** begin Material for the task **

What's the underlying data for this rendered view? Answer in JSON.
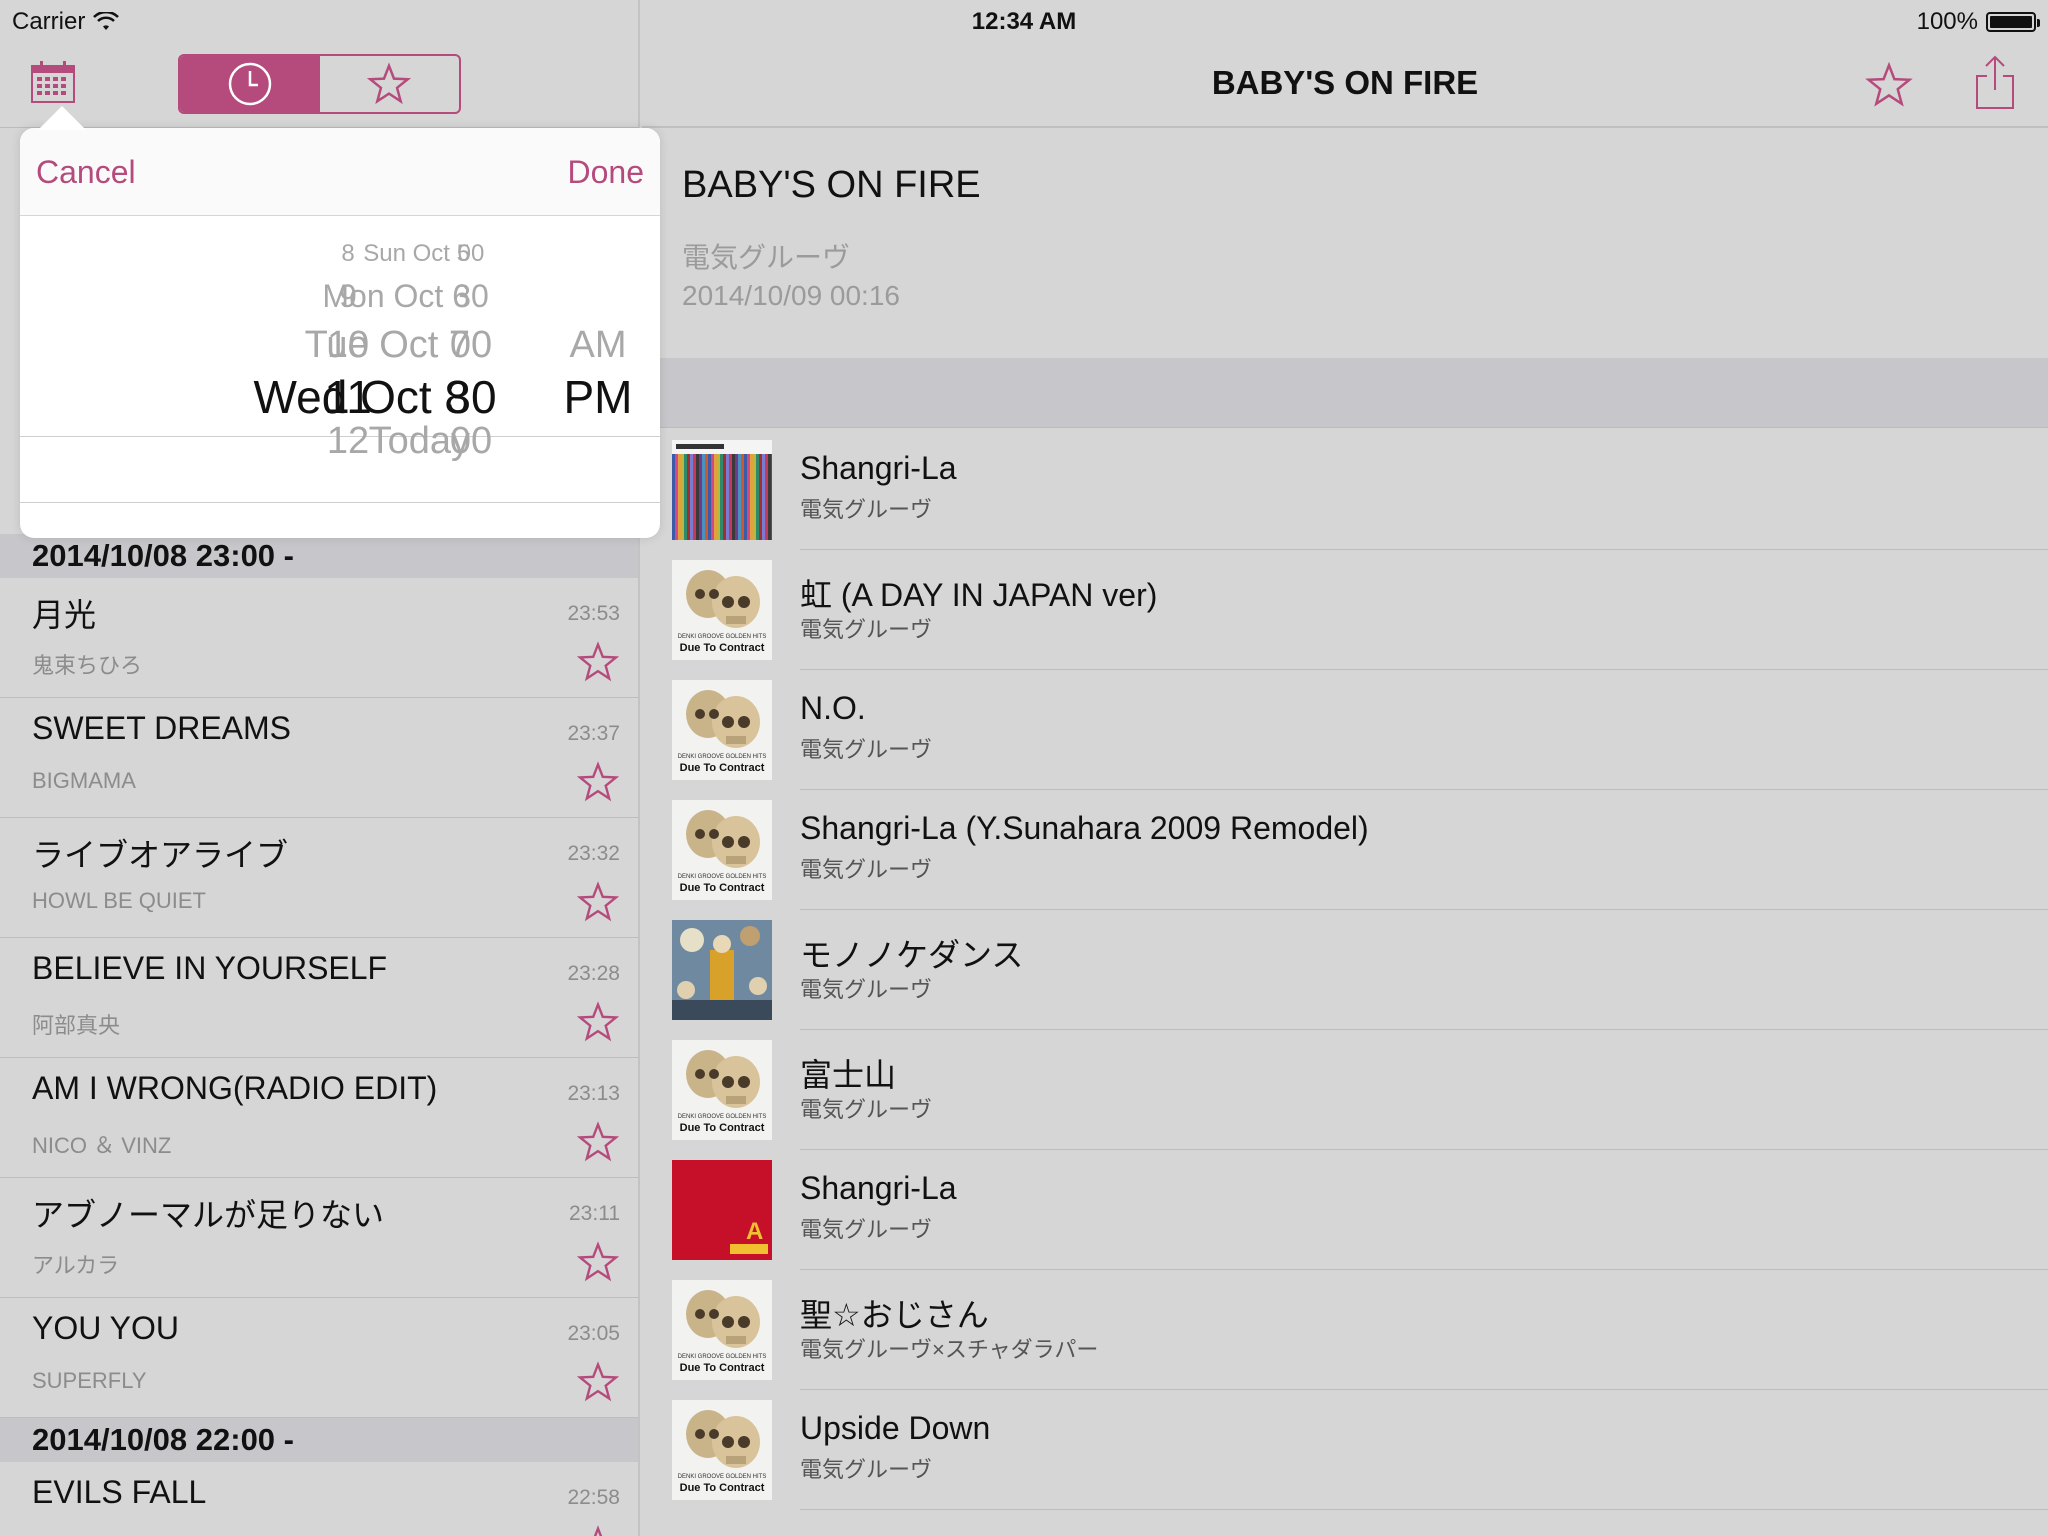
{
  "status": {
    "carrier": "Carrier",
    "time": "12:34 AM",
    "battery": "100%"
  },
  "accent_color": "#b54b7c",
  "left": {
    "segments": [
      {
        "icon": "clock-icon",
        "active": true
      },
      {
        "icon": "star-icon",
        "active": false
      }
    ],
    "sections": [
      {
        "header": "2014/10/08 23:00 -",
        "tracks": [
          {
            "title": "月光",
            "artist": "鬼束ちひろ",
            "time": "23:53"
          },
          {
            "title": "SWEET DREAMS",
            "artist": "BIGMAMA",
            "time": "23:37"
          },
          {
            "title": "ライブオアライブ",
            "artist": "HOWL BE QUIET",
            "time": "23:32"
          },
          {
            "title": "BELIEVE IN YOURSELF",
            "artist": "阿部真央",
            "time": "23:28"
          },
          {
            "title": "AM I WRONG(RADIO EDIT)",
            "artist": "NICO ＆ VINZ",
            "time": "23:13"
          },
          {
            "title": "アブノーマルが足りない",
            "artist": "アルカラ",
            "time": "23:11"
          },
          {
            "title": "YOU YOU",
            "artist": "SUPERFLY",
            "time": "23:05"
          }
        ]
      },
      {
        "header": "2014/10/08 22:00 -",
        "tracks": [
          {
            "title": "EVILS FALL",
            "artist": "",
            "time": "22:58"
          }
        ]
      }
    ]
  },
  "picker": {
    "cancel_label": "Cancel",
    "done_label": "Done",
    "dates": [
      "Sun Oct 5",
      "Mon Oct 6",
      "Tue Oct 7",
      "Wed Oct 8",
      "Today"
    ],
    "hours": [
      "8",
      "9",
      "10",
      "11",
      "12"
    ],
    "minutes": [
      "00",
      "30",
      "00",
      "30",
      "00"
    ],
    "ampm": [
      "AM",
      "PM"
    ],
    "selected": {
      "date": "Wed Oct 8",
      "hour": "11",
      "minute": "30",
      "ampm": "PM"
    }
  },
  "right": {
    "nav_title": "BABY'S ON FIRE",
    "song": {
      "title": "BABY'S ON FIRE",
      "artist": "電気グルーヴ",
      "date": "2014/10/09 00:16"
    },
    "related": [
      {
        "title": "Shangri-La",
        "artist": "電気グルーヴ",
        "art": "striped-cover"
      },
      {
        "title": "虹 (A DAY IN JAPAN ver)",
        "artist": "電気グルーヴ",
        "art": "skulls-cover"
      },
      {
        "title": "N.O.",
        "artist": "電気グルーヴ",
        "art": "skulls-cover"
      },
      {
        "title": "Shangri-La (Y.Sunahara 2009 Remodel)",
        "artist": "電気グルーヴ",
        "art": "skulls-cover"
      },
      {
        "title": "モノノケダンス",
        "artist": "電気グルーヴ",
        "art": "illustration-cover"
      },
      {
        "title": "富士山",
        "artist": "電気グルーヴ",
        "art": "skulls-cover"
      },
      {
        "title": "Shangri-La",
        "artist": "電気グルーヴ",
        "art": "red-a-cover"
      },
      {
        "title": "聖☆おじさん",
        "artist": "電気グルーヴ×スチャダラパー",
        "art": "skulls-cover"
      },
      {
        "title": "Upside Down",
        "artist": "電気グルーヴ",
        "art": "skulls-cover"
      }
    ],
    "cover_text": {
      "skulls_line1": "DENKI GROOVE GOLDEN HITS",
      "skulls_line2": "Due To Contract",
      "red_letter": "A"
    }
  }
}
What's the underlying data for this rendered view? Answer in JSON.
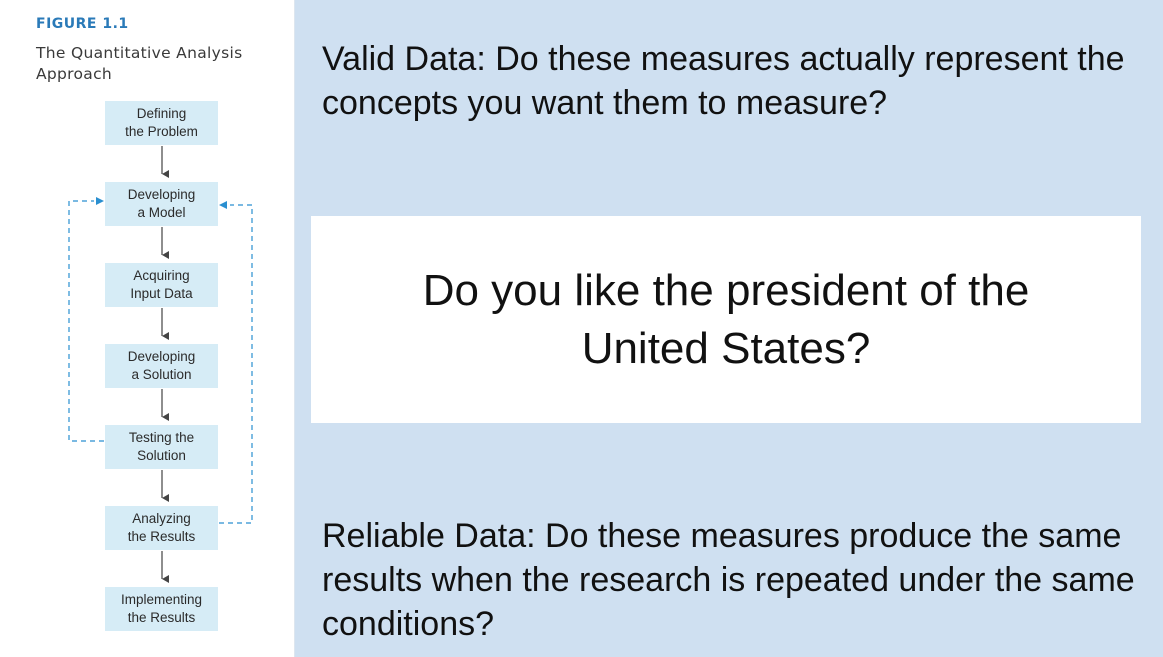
{
  "figure": {
    "label": "FIGURE 1.1",
    "caption": "The Quantitative Analysis Approach",
    "steps": [
      "Defining\nthe Problem",
      "Developing\na Model",
      "Acquiring\nInput Data",
      "Developing\na Solution",
      "Testing the\nSolution",
      "Analyzing\nthe Results",
      "Implementing\nthe Results"
    ],
    "colors": {
      "step_fill": "#d6ecf6",
      "arrow": "#444444",
      "feedback_arrow": "#2a8fd0",
      "label": "#2a7ab8"
    }
  },
  "content": {
    "valid_text": "Valid Data: Do these measures actually represent the concepts you want them to measure?",
    "question": "Do you like the president of the United States?",
    "reliable_text": "Reliable Data: Do these measures produce the same results when the research is repeated under the same conditions?"
  },
  "colors": {
    "slide_background": "#cfe0f1",
    "card_background": "#ffffff"
  }
}
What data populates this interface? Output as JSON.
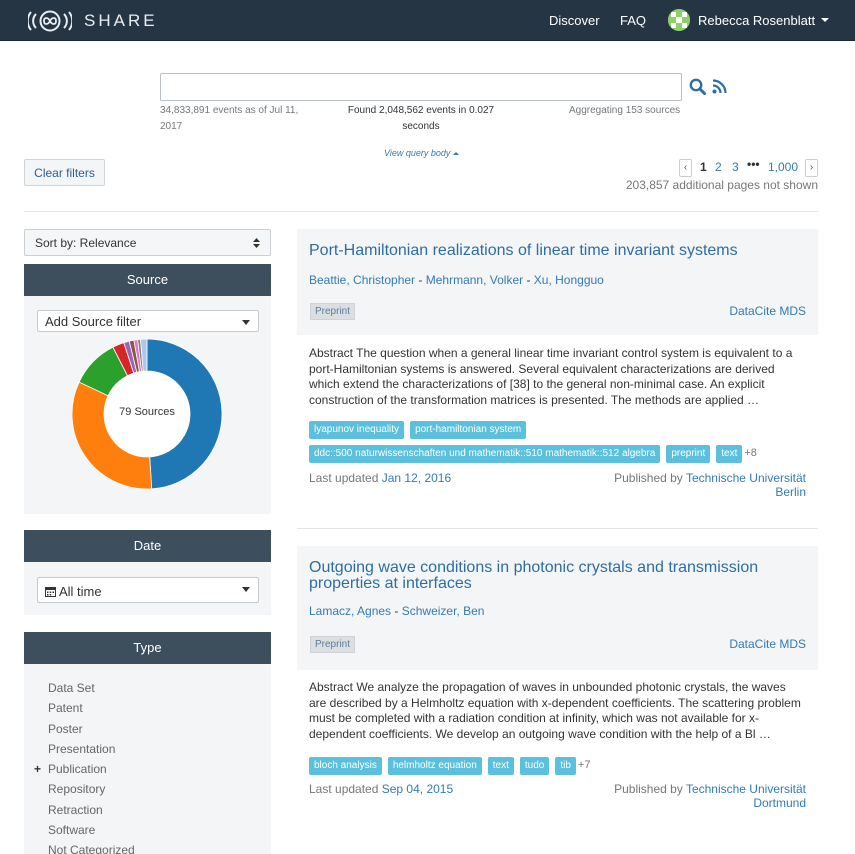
{
  "nav": {
    "brand": "SHARE",
    "discover": "Discover",
    "faq": "FAQ",
    "user": "Rebecca Rosenblatt"
  },
  "search": {
    "value": "",
    "events_line1": "34,833,891 events as of Jul 11,",
    "events_line2": "2017",
    "found_line1": "Found 2,048,562 events in 0.027",
    "found_line2": "seconds",
    "aggregating": "Aggregating 153 sources",
    "query_link": "View query body"
  },
  "filters": {
    "clear": "Clear filters",
    "sort": "Sort by: Relevance"
  },
  "pagination": {
    "prev": "‹",
    "next": "›",
    "pages": [
      "1",
      "2",
      "3"
    ],
    "ellipsis": "•••",
    "last": "1,000",
    "note": "203,857 additional pages not shown"
  },
  "source_panel": {
    "title": "Source",
    "dropdown": "Add Source filter",
    "donut_label": "79 Sources",
    "slices": [
      {
        "value": 0.49,
        "color": "#1f77b4"
      },
      {
        "value": 0.33,
        "color": "#ff7f0e"
      },
      {
        "value": 0.105,
        "color": "#2ca02c"
      },
      {
        "value": 0.025,
        "color": "#d62728"
      },
      {
        "value": 0.012,
        "color": "#9467bd"
      },
      {
        "value": 0.01,
        "color": "#8c564b"
      },
      {
        "value": 0.008,
        "color": "#e377c2"
      },
      {
        "value": 0.006,
        "color": "#7f7f7f"
      },
      {
        "value": 0.014,
        "color": "#aec7e8"
      }
    ]
  },
  "date_panel": {
    "title": "Date",
    "dropdown": "All time"
  },
  "type_panel": {
    "title": "Type",
    "items": [
      "Data Set",
      "Patent",
      "Poster",
      "Presentation",
      "Publication",
      "Repository",
      "Retraction",
      "Software",
      "Not Categorized"
    ]
  },
  "results": [
    {
      "title": "Port-Hamiltonian realizations of linear time invariant systems",
      "authors": [
        "Beattie, Christopher",
        "Mehrmann, Volker",
        "Xu, Hongguo"
      ],
      "type": "Preprint",
      "source": "DataCite MDS",
      "abstract": "Abstract The question when a general linear time invariant control system is equivalent to a port-Hamiltonian systems is answered. Several equivalent characterizations are derived which extend the characterizations of [38] to the general non-minimal case. An explicit construction of the transformation matrices is presented. The methods are applied …",
      "tags_row1": [
        "lyapunov inequality",
        "port-hamiltonian system"
      ],
      "tags_row2": [
        "ddc::500 naturwissenschaften und mathematik::510 mathematik::512 algebra",
        "preprint",
        "text"
      ],
      "more": "+8",
      "updated_label": "Last updated",
      "updated": "Jan 12, 2016",
      "published_label": "Published by",
      "publisher_line1": "Technische Universität",
      "publisher_line2": "Berlin"
    },
    {
      "title_line1": "Outgoing wave conditions in photonic crystals and transmission",
      "title_line2": "properties at interfaces",
      "authors": [
        "Lamacz, Agnes",
        "Schweizer, Ben"
      ],
      "type": "Preprint",
      "source": "DataCite MDS",
      "abstract": "Abstract We analyze the propagation of waves in unbounded photonic crystals, the waves are described by a Helmholtz equation with x-dependent coefficients. The scattering problem must be completed with a radiation condition at infinity, which was not available for x-dependent coefficients. We develop an outgoing wave condition with the help of a Bl …",
      "tags": [
        "bloch analysis",
        "helmholtz equation",
        "text",
        "tudo",
        "tib"
      ],
      "more": "+7",
      "updated_label": "Last updated",
      "updated": "Sep 04, 2015",
      "published_label": "Published by",
      "publisher_line1": "Technische Universität",
      "publisher_line2": "Dortmund"
    }
  ]
}
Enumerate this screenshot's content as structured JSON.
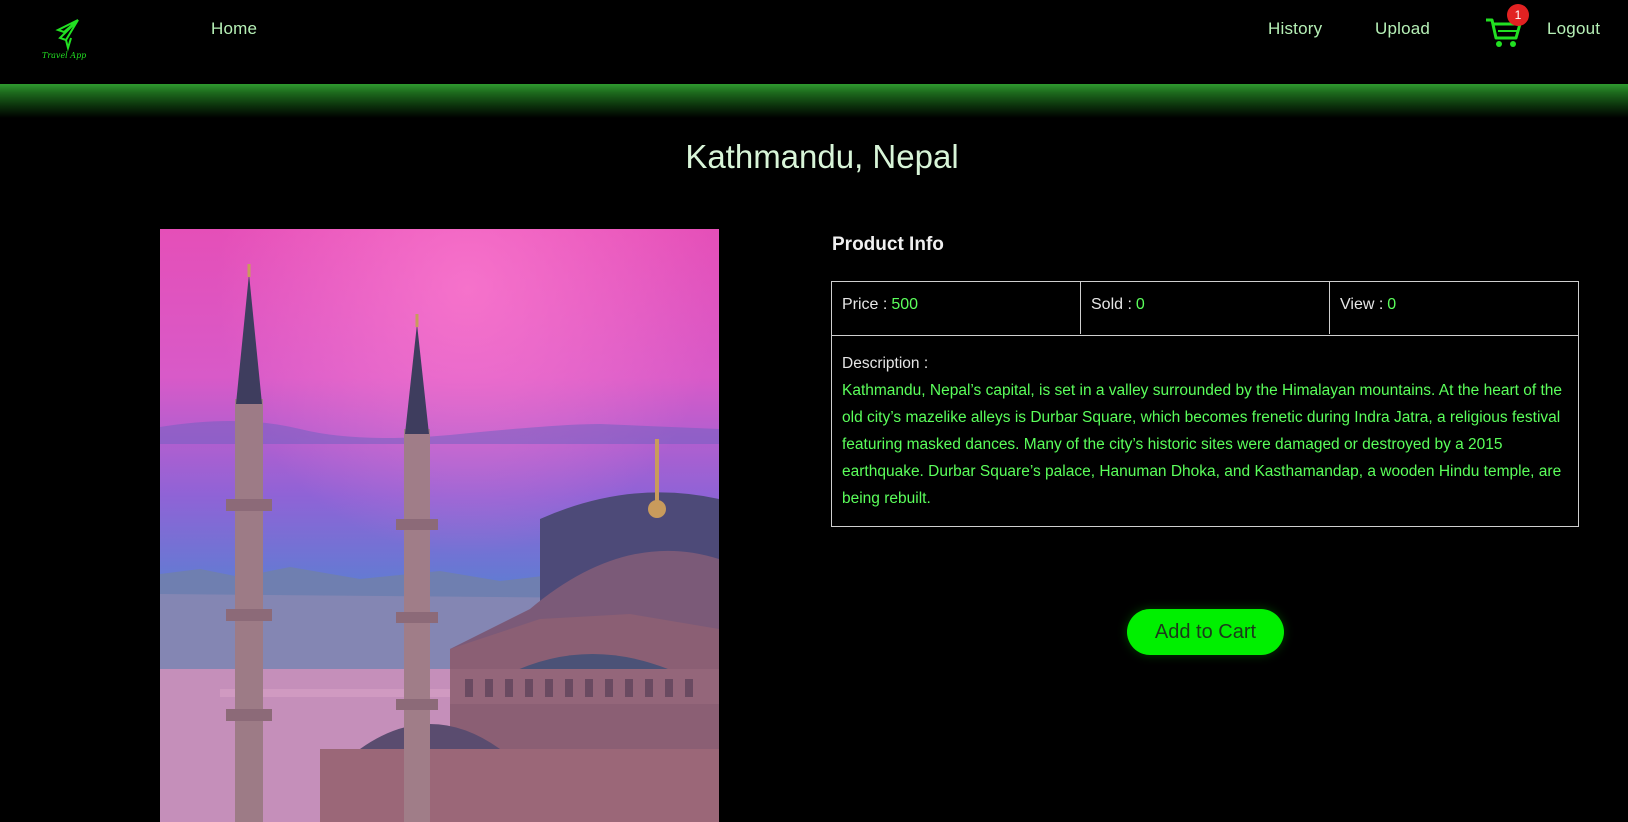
{
  "header": {
    "logo_text": "Travel App",
    "nav": {
      "home": "Home",
      "history": "History",
      "upload": "Upload",
      "logout": "Logout"
    },
    "cart_count": "1",
    "cart_icon": "shopping-cart-icon"
  },
  "product": {
    "title": "Kathmandu, Nepal",
    "info_heading": "Product Info",
    "price_label": "Price :",
    "price_value": "500",
    "sold_label": "Sold :",
    "sold_value": "0",
    "view_label": "View :",
    "view_value": "0",
    "description_label": "Description :",
    "description": "Kathmandu, Nepal’s capital, is set in a valley surrounded by the Himalayan mountains. At the heart of the old city’s mazelike alleys is Durbar Square, which becomes frenetic during Indra Jatra, a religious festival featuring masked dances. Many of the city’s historic sites were damaged or destroyed by a 2015 earthquake. Durbar Square’s palace, Hanuman Dhoka, and Kasthamandap, a wooden Hindu temple, are being rebuilt.",
    "add_to_cart_label": "Add to Cart"
  },
  "colors": {
    "background": "#000000",
    "accent_green": "#00f000",
    "text_green": "#5bff5b",
    "nav_text": "#b6f0b6",
    "badge_red": "#e22222",
    "glow_bar": "#2f9a2f"
  }
}
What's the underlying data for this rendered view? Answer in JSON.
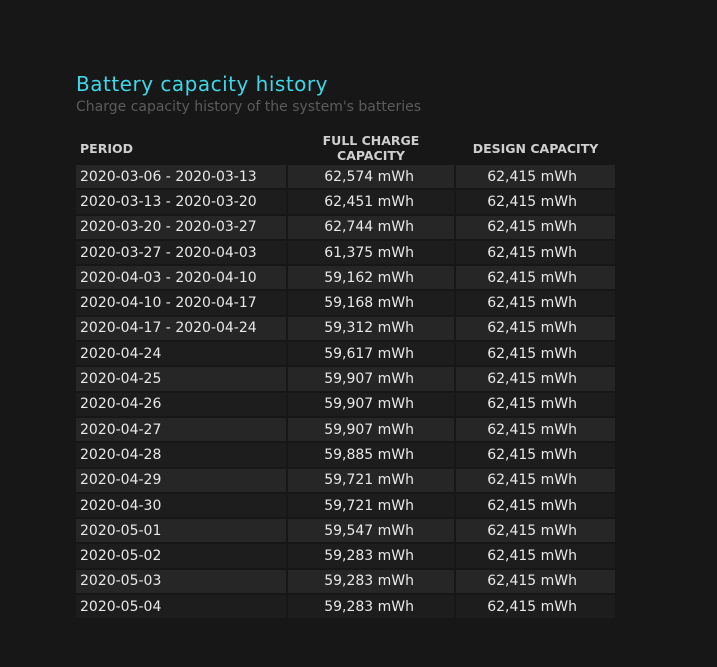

** end Material for the task **

### Required work:
Repeat only the lines from the line with "Enumerate this screenshot's" to the end of the entries, including both the first and the last line, and drop every picture.

### Final answer:
Enumerate this screenshot's content as structured JSON.
{
  "header": {
    "logo_text": "Travel App",
    "nav": {
      "home": "Home",
      "history": "History",
      "upload": "Upload",
      "logout": "Logout"
    },
    "cart_count": "1",
    "cart_icon": "shopping-cart-icon"
  },
  "product": {
    "title": "Kathmandu, Nepal",
    "info_heading": "Product Info",
    "price_label": "Price :",
    "price_value": "500",
    "sold_label": "Sold :",
    "sold_value": "0",
    "view_label": "View :",
    "view_value": "0",
    "description_label": "Description :",
    "description": "Kathmandu, Nepal’s capital, is set in a valley surrounded by the Himalayan mountains. At the heart of the old city’s mazelike alleys is Durbar Square, which becomes frenetic during Indra Jatra, a religious festival featuring masked dances. Many of the city’s historic sites were damaged or destroyed by a 2015 earthquake. Durbar Square’s palace, Hanuman Dhoka, and Kasthamandap, a wooden Hindu temple, are being rebuilt.",
    "add_to_cart_label": "Add to Cart"
  },
  "colors": {
    "background": "#000000",
    "accent_green": "#00f000",
    "text_green": "#5bff5b",
    "nav_text": "#b6f0b6",
    "badge_red": "#e22222",
    "glow_bar": "#2f9a2f"
  }
}
What's the underlying data for this rendered view? Answer in JSON.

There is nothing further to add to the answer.